**TASK REQUIREMENTS**
Restate the material word for word and leave out anything that is a picture.

Records from a dataset
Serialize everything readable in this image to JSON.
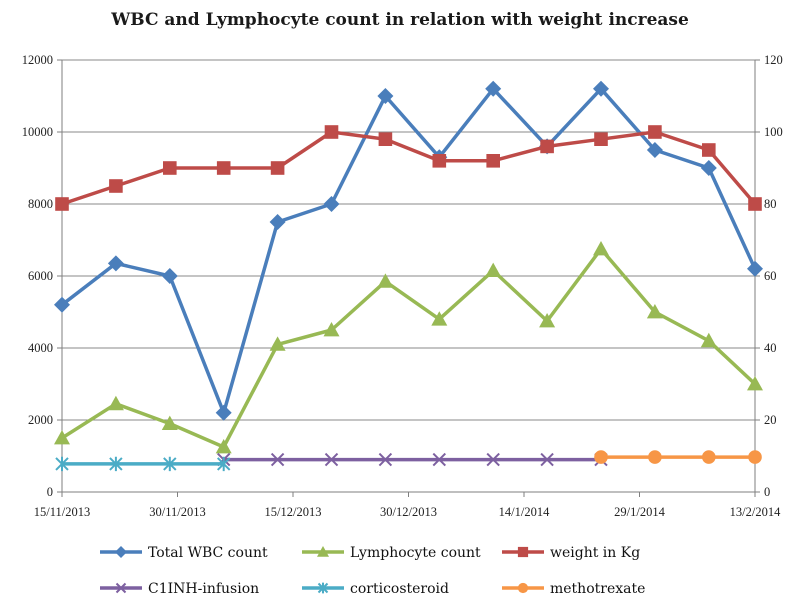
{
  "chart_data": {
    "type": "line",
    "title": "WBC and Lymphocyte count in relation with weight increase",
    "x_ticks": [
      "15/11/2013",
      "30/11/2013",
      "15/12/2013",
      "30/12/2013",
      "14/1/2014",
      "29/1/2014",
      "13/2/2014"
    ],
    "x_range": [
      "15/11/2013",
      "13/2/2014"
    ],
    "y_left": {
      "range": [
        0,
        12000
      ],
      "ticks": [
        "0",
        "2000",
        "4000",
        "6000",
        "8000",
        "10000",
        "12000"
      ]
    },
    "y_right": {
      "range": [
        0,
        120
      ],
      "ticks": [
        "0",
        "20",
        "40",
        "60",
        "80",
        "100",
        "120"
      ]
    },
    "grid": "horizontal",
    "legend_position": "bottom",
    "series": [
      {
        "name": "Total WBC count",
        "axis": "left",
        "color": "#4A7EBB",
        "marker": "diamond",
        "points": [
          [
            "15/11/2013",
            5200
          ],
          [
            "22/11/2013",
            6350
          ],
          [
            "29/11/2013",
            6000
          ],
          [
            "6/12/2013",
            2200
          ],
          [
            "13/12/2013",
            7500
          ],
          [
            "20/12/2013",
            8000
          ],
          [
            "27/12/2013",
            11000
          ],
          [
            "3/1/2014",
            9300
          ],
          [
            "10/1/2014",
            11200
          ],
          [
            "17/1/2014",
            9600
          ],
          [
            "24/1/2014",
            11200
          ],
          [
            "31/1/2014",
            9500
          ],
          [
            "7/2/2014",
            9000
          ],
          [
            "13/2/2014",
            6200
          ]
        ]
      },
      {
        "name": "Lymphocyte count",
        "axis": "left",
        "color": "#98B954",
        "marker": "triangle",
        "points": [
          [
            "15/11/2013",
            1500
          ],
          [
            "22/11/2013",
            2450
          ],
          [
            "29/11/2013",
            1900
          ],
          [
            "6/12/2013",
            1250
          ],
          [
            "13/12/2013",
            4100
          ],
          [
            "20/12/2013",
            4500
          ],
          [
            "27/12/2013",
            5850
          ],
          [
            "3/1/2014",
            4800
          ],
          [
            "10/1/2014",
            6150
          ],
          [
            "17/1/2014",
            4750
          ],
          [
            "24/1/2014",
            6750
          ],
          [
            "31/1/2014",
            5000
          ],
          [
            "7/2/2014",
            4200
          ],
          [
            "13/2/2014",
            3000
          ]
        ]
      },
      {
        "name": "weight in Kg",
        "axis": "right",
        "color": "#BE4B48",
        "marker": "square",
        "points": [
          [
            "15/11/2013",
            80
          ],
          [
            "22/11/2013",
            85
          ],
          [
            "29/11/2013",
            90
          ],
          [
            "6/12/2013",
            90
          ],
          [
            "13/12/2013",
            90
          ],
          [
            "20/12/2013",
            100
          ],
          [
            "27/12/2013",
            98
          ],
          [
            "3/1/2014",
            92
          ],
          [
            "10/1/2014",
            92
          ],
          [
            "17/1/2014",
            96
          ],
          [
            "24/1/2014",
            98
          ],
          [
            "31/1/2014",
            100
          ],
          [
            "7/2/2014",
            95
          ],
          [
            "13/2/2014",
            80
          ]
        ]
      },
      {
        "name": "C1INH-infusion",
        "axis": "left",
        "color": "#7D60A0",
        "marker": "x",
        "points": [
          [
            "6/12/2013",
            900
          ],
          [
            "13/12/2013",
            900
          ],
          [
            "20/12/2013",
            900
          ],
          [
            "27/12/2013",
            900
          ],
          [
            "3/1/2014",
            900
          ],
          [
            "10/1/2014",
            900
          ],
          [
            "17/1/2014",
            900
          ],
          [
            "24/1/2014",
            900
          ]
        ]
      },
      {
        "name": "corticosteroid",
        "axis": "left",
        "color": "#4BACC6",
        "marker": "star",
        "points": [
          [
            "15/11/2013",
            780
          ],
          [
            "22/11/2013",
            780
          ],
          [
            "29/11/2013",
            780
          ],
          [
            "6/12/2013",
            780
          ]
        ]
      },
      {
        "name": "methotrexate",
        "axis": "left",
        "color": "#F79646",
        "marker": "circle",
        "points": [
          [
            "24/1/2014",
            970
          ],
          [
            "31/1/2014",
            970
          ],
          [
            "7/2/2014",
            970
          ],
          [
            "13/2/2014",
            970
          ]
        ]
      }
    ]
  }
}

**EXPECTED ANSWER**
Serialize everything readable in this image to JSON.
{
  "chart_data": {
    "type": "line",
    "title": "WBC and Lymphocyte count in relation with weight increase",
    "x_ticks": [
      "15/11/2013",
      "30/11/2013",
      "15/12/2013",
      "30/12/2013",
      "14/1/2014",
      "29/1/2014",
      "13/2/2014"
    ],
    "x_range": [
      "15/11/2013",
      "13/2/2014"
    ],
    "y_left": {
      "range": [
        0,
        12000
      ],
      "ticks": [
        "0",
        "2000",
        "4000",
        "6000",
        "8000",
        "10000",
        "12000"
      ]
    },
    "y_right": {
      "range": [
        0,
        120
      ],
      "ticks": [
        "0",
        "20",
        "40",
        "60",
        "80",
        "100",
        "120"
      ]
    },
    "grid": "horizontal",
    "legend_position": "bottom",
    "series": [
      {
        "name": "Total WBC count",
        "axis": "left",
        "color": "#4A7EBB",
        "marker": "diamond",
        "points": [
          [
            "15/11/2013",
            5200
          ],
          [
            "22/11/2013",
            6350
          ],
          [
            "29/11/2013",
            6000
          ],
          [
            "6/12/2013",
            2200
          ],
          [
            "13/12/2013",
            7500
          ],
          [
            "20/12/2013",
            8000
          ],
          [
            "27/12/2013",
            11000
          ],
          [
            "3/1/2014",
            9300
          ],
          [
            "10/1/2014",
            11200
          ],
          [
            "17/1/2014",
            9600
          ],
          [
            "24/1/2014",
            11200
          ],
          [
            "31/1/2014",
            9500
          ],
          [
            "7/2/2014",
            9000
          ],
          [
            "13/2/2014",
            6200
          ]
        ]
      },
      {
        "name": "Lymphocyte count",
        "axis": "left",
        "color": "#98B954",
        "marker": "triangle",
        "points": [
          [
            "15/11/2013",
            1500
          ],
          [
            "22/11/2013",
            2450
          ],
          [
            "29/11/2013",
            1900
          ],
          [
            "6/12/2013",
            1250
          ],
          [
            "13/12/2013",
            4100
          ],
          [
            "20/12/2013",
            4500
          ],
          [
            "27/12/2013",
            5850
          ],
          [
            "3/1/2014",
            4800
          ],
          [
            "10/1/2014",
            6150
          ],
          [
            "17/1/2014",
            4750
          ],
          [
            "24/1/2014",
            6750
          ],
          [
            "31/1/2014",
            5000
          ],
          [
            "7/2/2014",
            4200
          ],
          [
            "13/2/2014",
            3000
          ]
        ]
      },
      {
        "name": "weight in Kg",
        "axis": "right",
        "color": "#BE4B48",
        "marker": "square",
        "points": [
          [
            "15/11/2013",
            80
          ],
          [
            "22/11/2013",
            85
          ],
          [
            "29/11/2013",
            90
          ],
          [
            "6/12/2013",
            90
          ],
          [
            "13/12/2013",
            90
          ],
          [
            "20/12/2013",
            100
          ],
          [
            "27/12/2013",
            98
          ],
          [
            "3/1/2014",
            92
          ],
          [
            "10/1/2014",
            92
          ],
          [
            "17/1/2014",
            96
          ],
          [
            "24/1/2014",
            98
          ],
          [
            "31/1/2014",
            100
          ],
          [
            "7/2/2014",
            95
          ],
          [
            "13/2/2014",
            80
          ]
        ]
      },
      {
        "name": "C1INH-infusion",
        "axis": "left",
        "color": "#7D60A0",
        "marker": "x",
        "points": [
          [
            "6/12/2013",
            900
          ],
          [
            "13/12/2013",
            900
          ],
          [
            "20/12/2013",
            900
          ],
          [
            "27/12/2013",
            900
          ],
          [
            "3/1/2014",
            900
          ],
          [
            "10/1/2014",
            900
          ],
          [
            "17/1/2014",
            900
          ],
          [
            "24/1/2014",
            900
          ]
        ]
      },
      {
        "name": "corticosteroid",
        "axis": "left",
        "color": "#4BACC6",
        "marker": "star",
        "points": [
          [
            "15/11/2013",
            780
          ],
          [
            "22/11/2013",
            780
          ],
          [
            "29/11/2013",
            780
          ],
          [
            "6/12/2013",
            780
          ]
        ]
      },
      {
        "name": "methotrexate",
        "axis": "left",
        "color": "#F79646",
        "marker": "circle",
        "points": [
          [
            "24/1/2014",
            970
          ],
          [
            "31/1/2014",
            970
          ],
          [
            "7/2/2014",
            970
          ],
          [
            "13/2/2014",
            970
          ]
        ]
      }
    ]
  }
}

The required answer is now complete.